■ Written task
Every line of the data must be copied exactly.

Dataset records
%%

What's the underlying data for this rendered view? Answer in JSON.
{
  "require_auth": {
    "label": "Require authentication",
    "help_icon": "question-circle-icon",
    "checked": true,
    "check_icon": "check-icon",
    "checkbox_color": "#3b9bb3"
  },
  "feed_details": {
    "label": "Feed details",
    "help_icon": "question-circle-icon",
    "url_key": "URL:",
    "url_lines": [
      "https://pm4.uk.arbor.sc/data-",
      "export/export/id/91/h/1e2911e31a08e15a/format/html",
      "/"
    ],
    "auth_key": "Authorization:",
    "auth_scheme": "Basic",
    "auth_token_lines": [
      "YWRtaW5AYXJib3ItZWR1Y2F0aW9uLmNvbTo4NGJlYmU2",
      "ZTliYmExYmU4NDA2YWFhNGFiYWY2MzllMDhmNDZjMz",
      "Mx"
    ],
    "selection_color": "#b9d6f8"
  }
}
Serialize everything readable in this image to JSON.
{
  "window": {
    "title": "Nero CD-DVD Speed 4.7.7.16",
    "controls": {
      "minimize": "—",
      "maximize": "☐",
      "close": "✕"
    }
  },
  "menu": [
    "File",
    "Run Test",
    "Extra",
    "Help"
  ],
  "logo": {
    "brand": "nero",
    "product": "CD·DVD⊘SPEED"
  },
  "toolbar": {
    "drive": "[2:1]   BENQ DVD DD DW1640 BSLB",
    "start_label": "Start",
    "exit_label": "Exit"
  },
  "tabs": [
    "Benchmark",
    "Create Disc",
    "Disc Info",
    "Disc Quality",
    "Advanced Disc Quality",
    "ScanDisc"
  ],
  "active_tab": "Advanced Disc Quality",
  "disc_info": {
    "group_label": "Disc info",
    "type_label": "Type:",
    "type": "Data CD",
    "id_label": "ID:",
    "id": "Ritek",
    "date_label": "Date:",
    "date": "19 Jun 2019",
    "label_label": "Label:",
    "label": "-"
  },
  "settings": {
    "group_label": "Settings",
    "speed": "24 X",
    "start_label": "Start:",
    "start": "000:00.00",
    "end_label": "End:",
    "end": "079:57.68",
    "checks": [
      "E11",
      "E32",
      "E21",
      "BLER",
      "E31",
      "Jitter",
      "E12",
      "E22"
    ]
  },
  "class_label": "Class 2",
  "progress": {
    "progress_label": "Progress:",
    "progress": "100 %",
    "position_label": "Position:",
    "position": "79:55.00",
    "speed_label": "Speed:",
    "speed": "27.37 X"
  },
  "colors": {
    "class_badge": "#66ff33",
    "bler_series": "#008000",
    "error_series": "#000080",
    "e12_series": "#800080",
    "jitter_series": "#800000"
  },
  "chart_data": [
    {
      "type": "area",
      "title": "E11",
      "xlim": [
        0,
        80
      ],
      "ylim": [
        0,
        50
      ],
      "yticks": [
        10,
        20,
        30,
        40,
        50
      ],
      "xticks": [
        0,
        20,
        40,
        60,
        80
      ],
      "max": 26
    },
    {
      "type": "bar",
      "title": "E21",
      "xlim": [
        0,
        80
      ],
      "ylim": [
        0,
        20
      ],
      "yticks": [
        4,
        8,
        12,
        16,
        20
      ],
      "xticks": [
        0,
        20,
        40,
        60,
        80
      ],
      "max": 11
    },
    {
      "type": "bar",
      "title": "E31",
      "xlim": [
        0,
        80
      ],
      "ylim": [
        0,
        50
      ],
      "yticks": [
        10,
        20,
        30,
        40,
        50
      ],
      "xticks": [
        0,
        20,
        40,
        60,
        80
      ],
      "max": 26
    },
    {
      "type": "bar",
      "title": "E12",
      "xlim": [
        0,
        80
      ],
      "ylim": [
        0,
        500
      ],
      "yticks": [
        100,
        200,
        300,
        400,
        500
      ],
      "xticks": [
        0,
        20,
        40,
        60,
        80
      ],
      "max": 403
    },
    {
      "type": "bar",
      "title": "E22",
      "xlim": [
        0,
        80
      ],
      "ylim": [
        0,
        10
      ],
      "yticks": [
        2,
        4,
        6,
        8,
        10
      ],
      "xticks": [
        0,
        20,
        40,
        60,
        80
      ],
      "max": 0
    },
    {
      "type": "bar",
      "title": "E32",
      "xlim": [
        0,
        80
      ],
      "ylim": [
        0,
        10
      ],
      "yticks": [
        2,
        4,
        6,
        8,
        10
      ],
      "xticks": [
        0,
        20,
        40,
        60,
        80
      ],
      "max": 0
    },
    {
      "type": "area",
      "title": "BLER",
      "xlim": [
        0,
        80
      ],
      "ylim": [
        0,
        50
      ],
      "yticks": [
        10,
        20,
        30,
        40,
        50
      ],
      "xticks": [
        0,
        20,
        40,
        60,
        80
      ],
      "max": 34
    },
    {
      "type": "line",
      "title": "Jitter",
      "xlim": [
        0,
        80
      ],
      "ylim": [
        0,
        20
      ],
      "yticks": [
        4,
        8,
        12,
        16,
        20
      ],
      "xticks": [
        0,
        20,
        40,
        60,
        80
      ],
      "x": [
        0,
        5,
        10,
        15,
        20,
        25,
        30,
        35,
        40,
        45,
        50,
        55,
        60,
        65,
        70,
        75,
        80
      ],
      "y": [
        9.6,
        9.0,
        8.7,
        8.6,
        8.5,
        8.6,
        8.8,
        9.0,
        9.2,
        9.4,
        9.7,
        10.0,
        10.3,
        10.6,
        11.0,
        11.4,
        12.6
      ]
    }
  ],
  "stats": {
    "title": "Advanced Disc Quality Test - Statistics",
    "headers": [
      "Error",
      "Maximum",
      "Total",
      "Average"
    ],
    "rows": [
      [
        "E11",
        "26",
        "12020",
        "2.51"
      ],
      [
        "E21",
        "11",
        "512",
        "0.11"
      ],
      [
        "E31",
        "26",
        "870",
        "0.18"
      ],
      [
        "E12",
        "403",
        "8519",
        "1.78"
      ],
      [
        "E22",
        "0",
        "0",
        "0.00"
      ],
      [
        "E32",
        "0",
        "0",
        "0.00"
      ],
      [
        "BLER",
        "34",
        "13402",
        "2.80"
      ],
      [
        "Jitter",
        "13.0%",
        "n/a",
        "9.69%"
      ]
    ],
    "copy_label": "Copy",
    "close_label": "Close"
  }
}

%%

■ Solution to this problem
What's the underlying data for this rendered view? Answer in JSON.
{
  "require_auth": {
    "label": "Require authentication",
    "help_icon": "question-circle-icon",
    "checked": true,
    "check_icon": "check-icon",
    "checkbox_color": "#3b9bb3"
  },
  "feed_details": {
    "label": "Feed details",
    "help_icon": "question-circle-icon",
    "url_key": "URL:",
    "url_lines": [
      "https://pm4.uk.arbor.sc/data-",
      "export/export/id/91/h/1e2911e31a08e15a/format/html",
      "/"
    ],
    "auth_key": "Authorization:",
    "auth_scheme": "Basic",
    "auth_token_lines": [
      "YWRtaW5AYXJib3ItZWR1Y2F0aW9uLmNvbTo4NGJlYmU2",
      "ZTliYmExYmU4NDA2YWFhNGFiYWY2MzllMDhmNDZjMz",
      "Mx"
    ],
    "selection_color": "#b9d6f8"
  }
}
Serialize everything readable in this image to JSON.
{
  "window": {
    "title": "Nero CD-DVD Speed 4.7.7.16",
    "controls": {
      "minimize": "—",
      "maximize": "☐",
      "close": "✕"
    }
  },
  "menu": [
    "File",
    "Run Test",
    "Extra",
    "Help"
  ],
  "logo": {
    "brand": "nero",
    "product": "CD·DVD⊘SPEED"
  },
  "toolbar": {
    "drive": "[2:1]   BENQ DVD DD DW1640 BSLB",
    "start_label": "Start",
    "exit_label": "Exit"
  },
  "tabs": [
    "Benchmark",
    "Create Disc",
    "Disc Info",
    "Disc Quality",
    "Advanced Disc Quality",
    "ScanDisc"
  ],
  "active_tab": "Advanced Disc Quality",
  "disc_info": {
    "group_label": "Disc info",
    "type_label": "Type:",
    "type": "Data CD",
    "id_label": "ID:",
    "id": "Ritek",
    "date_label": "Date:",
    "date": "19 Jun 2019",
    "label_label": "Label:",
    "label": "-"
  },
  "settings": {
    "group_label": "Settings",
    "speed": "24 X",
    "start_label": "Start:",
    "start": "000:00.00",
    "end_label": "End:",
    "end": "079:57.68",
    "checks": [
      "E11",
      "E32",
      "E21",
      "BLER",
      "E31",
      "Jitter",
      "E12",
      "E22"
    ]
  },
  "class_label": "Class 2",
  "progress": {
    "progress_label": "Progress:",
    "progress": "100 %",
    "position_label": "Position:",
    "position": "79:55.00",
    "speed_label": "Speed:",
    "speed": "27.37 X"
  },
  "colors": {
    "class_badge": "#66ff33",
    "bler_series": "#008000",
    "error_series": "#000080",
    "e12_series": "#800080",
    "jitter_series": "#800000"
  },
  "chart_data": [
    {
      "type": "area",
      "title": "E11",
      "xlim": [
        0,
        80
      ],
      "ylim": [
        0,
        50
      ],
      "yticks": [
        10,
        20,
        30,
        40,
        50
      ],
      "xticks": [
        0,
        20,
        40,
        60,
        80
      ],
      "max": 26
    },
    {
      "type": "bar",
      "title": "E21",
      "xlim": [
        0,
        80
      ],
      "ylim": [
        0,
        20
      ],
      "yticks": [
        4,
        8,
        12,
        16,
        20
      ],
      "xticks": [
        0,
        20,
        40,
        60,
        80
      ],
      "max": 11
    },
    {
      "type": "bar",
      "title": "E31",
      "xlim": [
        0,
        80
      ],
      "ylim": [
        0,
        50
      ],
      "yticks": [
        10,
        20,
        30,
        40,
        50
      ],
      "xticks": [
        0,
        20,
        40,
        60,
        80
      ],
      "max": 26
    },
    {
      "type": "bar",
      "title": "E12",
      "xlim": [
        0,
        80
      ],
      "ylim": [
        0,
        500
      ],
      "yticks": [
        100,
        200,
        300,
        400,
        500
      ],
      "xticks": [
        0,
        20,
        40,
        60,
        80
      ],
      "max": 403
    },
    {
      "type": "bar",
      "title": "E22",
      "xlim": [
        0,
        80
      ],
      "ylim": [
        0,
        10
      ],
      "yticks": [
        2,
        4,
        6,
        8,
        10
      ],
      "xticks": [
        0,
        20,
        40,
        60,
        80
      ],
      "max": 0
    },
    {
      "type": "bar",
      "title": "E32",
      "xlim": [
        0,
        80
      ],
      "ylim": [
        0,
        10
      ],
      "yticks": [
        2,
        4,
        6,
        8,
        10
      ],
      "xticks": [
        0,
        20,
        40,
        60,
        80
      ],
      "max": 0
    },
    {
      "type": "area",
      "title": "BLER",
      "xlim": [
        0,
        80
      ],
      "ylim": [
        0,
        50
      ],
      "yticks": [
        10,
        20,
        30,
        40,
        50
      ],
      "xticks": [
        0,
        20,
        40,
        60,
        80
      ],
      "max": 34
    },
    {
      "type": "line",
      "title": "Jitter",
      "xlim": [
        0,
        80
      ],
      "ylim": [
        0,
        20
      ],
      "yticks": [
        4,
        8,
        12,
        16,
        20
      ],
      "xticks": [
        0,
        20,
        40,
        60,
        80
      ],
      "x": [
        0,
        5,
        10,
        15,
        20,
        25,
        30,
        35,
        40,
        45,
        50,
        55,
        60,
        65,
        70,
        75,
        80
      ],
      "y": [
        9.6,
        9.0,
        8.7,
        8.6,
        8.5,
        8.6,
        8.8,
        9.0,
        9.2,
        9.4,
        9.7,
        10.0,
        10.3,
        10.6,
        11.0,
        11.4,
        12.6
      ]
    }
  ],
  "stats": {
    "title": "Advanced Disc Quality Test - Statistics",
    "headers": [
      "Error",
      "Maximum",
      "Total",
      "Average"
    ],
    "rows": [
      [
        "E11",
        "26",
        "12020",
        "2.51"
      ],
      [
        "E21",
        "11",
        "512",
        "0.11"
      ],
      [
        "E31",
        "26",
        "870",
        "0.18"
      ],
      [
        "E12",
        "403",
        "8519",
        "1.78"
      ],
      [
        "E22",
        "0",
        "0",
        "0.00"
      ],
      [
        "E32",
        "0",
        "0",
        "0.00"
      ],
      [
        "BLER",
        "34",
        "13402",
        "2.80"
      ],
      [
        "Jitter",
        "13.0%",
        "n/a",
        "9.69%"
      ]
    ],
    "copy_label": "Copy",
    "close_label": "Close"
  }
}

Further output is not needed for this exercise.